*Page:*

2007-09-12 09:40:47 PM
cppbuilder19
I'd like to know what say the standard about shift left operatot then count
is equal or greater then number bits in a data. And is there any difference
in behavior between C and C++.
Is it correct to write (in C++ and C)?
1 << ( sizeof( int ) * 8 )
Vladimir Grigoriev
 
 

Re:Shift left operator

"Vladimir Grigoriev" < XXXX@XXXXX.COM >wrote in message
Quote
I'd like to know what say the standard about shift left operatot then
count is equal or greater then number bits in a data. And is there any
difference
result is undefined
Quote
in behavior between C and C++.
there is no difference
Quote
Is it correct to write (in C++ and C)?

1 << ( sizeof( int ) * 8 )
no
IMHO it is better to use CHAR_BIT instead of 8
Cheers,
Serge
 

Re:Shift left operator

Thanks.
"Sergiy Kanilo" < XXXX@XXXXX.COM >wrote in message
Quote

"Vladimir Grigoriev" < XXXX@XXXXX.COM >wrote in message
news:46e7eb77$ XXXX@XXXXX.COM ...
>I'd like to know what say the standard about shift left operatot then
>count is equal or greater then number bits in a data. And is there any
>difference

result is undefined

>in behavior between C and C++.

there is no difference

>Is it correct to write (in C++ and C)?
>
>1 << ( sizeof( int ) * 8 )

no

IMHO it is better to use CHAR_BIT instead of 8

Cheers,
Serge






 

{smallsort}

Re:Shift left operator

Hi, Serge,
Quote
>I'd like to know what say the standard about shift left operatot then
>count is equal or greater then number bits in a data.

result is undefined

Is it realy so?
I always thought, that the result of i<<n is the shifted bit pattern, where
the n leftmost bits are just lost, and the n rightmost bits a zero. Hence if
n>sizeof(int)*8, then the result is just zero. I often assumed it in my
programs. Is it a mistake? Or it depends on the compiler?
Thank you,
Vladimir
 

Re:Shift left operator

"Vladimir Shvetsov" < XXXX@XXXXX.COM >wrote in message
Quote
>>I'd like to know what say the standard about shift left operatot then
>>count is equal or greater then number bits in a data.
>
>result is undefined
>
Is it realy so?
5.8 Shift operators
1 ... The behavior is undefined if the right operand is negative,
or greater than or equal to the length in bits of the promoted
left operand.

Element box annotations
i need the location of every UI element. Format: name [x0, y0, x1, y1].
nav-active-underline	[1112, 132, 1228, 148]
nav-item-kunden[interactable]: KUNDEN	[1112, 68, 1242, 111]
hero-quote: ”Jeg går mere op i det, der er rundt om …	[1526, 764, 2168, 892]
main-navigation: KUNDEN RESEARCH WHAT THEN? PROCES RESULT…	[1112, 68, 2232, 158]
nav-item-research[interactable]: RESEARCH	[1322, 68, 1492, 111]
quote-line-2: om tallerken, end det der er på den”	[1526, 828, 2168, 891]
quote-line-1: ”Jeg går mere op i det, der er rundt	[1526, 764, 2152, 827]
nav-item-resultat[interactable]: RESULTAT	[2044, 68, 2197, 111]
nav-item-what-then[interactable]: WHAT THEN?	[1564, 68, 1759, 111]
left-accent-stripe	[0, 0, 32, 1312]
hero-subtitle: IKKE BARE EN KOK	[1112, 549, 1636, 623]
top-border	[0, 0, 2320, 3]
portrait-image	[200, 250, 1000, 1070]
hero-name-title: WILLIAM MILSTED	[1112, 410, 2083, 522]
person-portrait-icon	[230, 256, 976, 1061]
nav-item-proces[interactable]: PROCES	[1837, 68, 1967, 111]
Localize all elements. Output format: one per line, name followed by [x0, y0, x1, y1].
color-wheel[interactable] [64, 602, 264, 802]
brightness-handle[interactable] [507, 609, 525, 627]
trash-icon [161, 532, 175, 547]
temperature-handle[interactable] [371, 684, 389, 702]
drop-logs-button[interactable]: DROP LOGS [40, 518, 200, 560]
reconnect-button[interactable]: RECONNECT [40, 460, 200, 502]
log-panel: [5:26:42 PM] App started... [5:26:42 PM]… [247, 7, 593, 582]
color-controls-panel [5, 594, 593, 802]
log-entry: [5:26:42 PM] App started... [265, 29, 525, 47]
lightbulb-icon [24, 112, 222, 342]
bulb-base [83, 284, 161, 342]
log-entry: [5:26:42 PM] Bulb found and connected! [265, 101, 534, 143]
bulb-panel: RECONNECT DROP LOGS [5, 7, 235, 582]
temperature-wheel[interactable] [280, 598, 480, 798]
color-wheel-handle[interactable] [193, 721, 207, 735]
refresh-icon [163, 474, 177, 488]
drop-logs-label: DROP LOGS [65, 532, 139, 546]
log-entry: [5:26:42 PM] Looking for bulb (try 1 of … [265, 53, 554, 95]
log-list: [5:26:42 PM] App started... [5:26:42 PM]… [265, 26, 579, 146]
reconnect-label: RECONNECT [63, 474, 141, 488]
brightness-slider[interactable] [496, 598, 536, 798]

*What you will do:*
Copy out the shift left operator thread starting with "I always thought, that" and going on through "on the compiler?". Change "compiler" to "platform".

*Solution to this problem:*
I always thought, that the result of i<<n is the shifted bit pattern, where
the n leftmost bits are just lost, and the n rightmost bits a zero. Hence if
n>sizeof(int)*8, then the result is just zero. I often assumed it in my
programs. Is it a mistake? Or it depends on the platform?